# Task instructions
Reproduce the listing below in full and without alteration, apart from its pictures.

# Source material
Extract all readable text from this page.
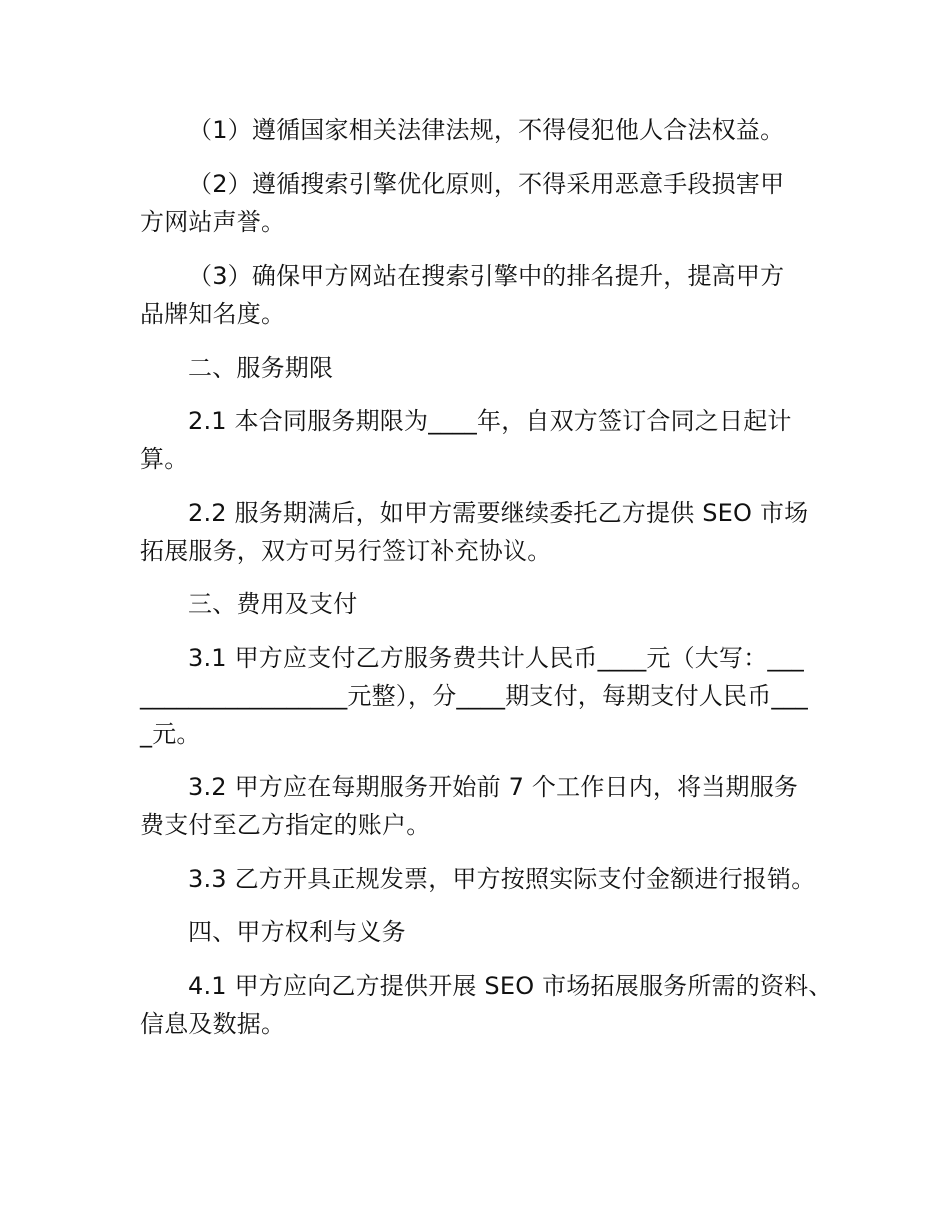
（1）遵循国家相关法律法规，不得侵犯他人合法权益。
（2）遵循搜索引擎优化原则，不得采用恶意手段损害甲
方网站声誉。
（3）确保甲方网站在搜索引擎中的排名提升，提高甲方
品牌知名度。
二、服务期限
2.1 本合同服务期限为____年，自双方签订合同之日起计
算。
2.2 服务期满后，如甲方需要继续委托乙方提供 SEO 市场
拓展服务，双方可另行签订补充协议。
三、费用及支付
3.1 甲方应支付乙方服务费共计人民币____元（大写：___
_________________元整），分____期支付，每期支付人民币___
_元。
3.2 甲方应在每期服务开始前 7 个工作日内，将当期服务
费支付至乙方指定的账户。
3.3 乙方开具正规发票，甲方按照实际支付金额进行报销。
四、甲方权利与义务
4.1 甲方应向乙方提供开展 SEO 市场拓展服务所需的资料、
信息及数据。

# Exercise response
Extract all readable text from this page.
（1）遵循国家相关法律法规，不得侵犯他人合法权益。
（2）遵循搜索引擎优化原则，不得采用恶意手段损害甲
方网站声誉。
（3）确保甲方网站在搜索引擎中的排名提升，提高甲方
品牌知名度。
二、服务期限
2.1 本合同服务期限为____年，自双方签订合同之日起计
算。
2.2 服务期满后，如甲方需要继续委托乙方提供 SEO 市场
拓展服务，双方可另行签订补充协议。
三、费用及支付
3.1 甲方应支付乙方服务费共计人民币____元（大写：___
_________________元整），分____期支付，每期支付人民币___
_元。
3.2 甲方应在每期服务开始前 7 个工作日内，将当期服务
费支付至乙方指定的账户。
3.3 乙方开具正规发票，甲方按照实际支付金额进行报销。
四、甲方权利与义务
4.1 甲方应向乙方提供开展 SEO 市场拓展服务所需的资料、
信息及数据。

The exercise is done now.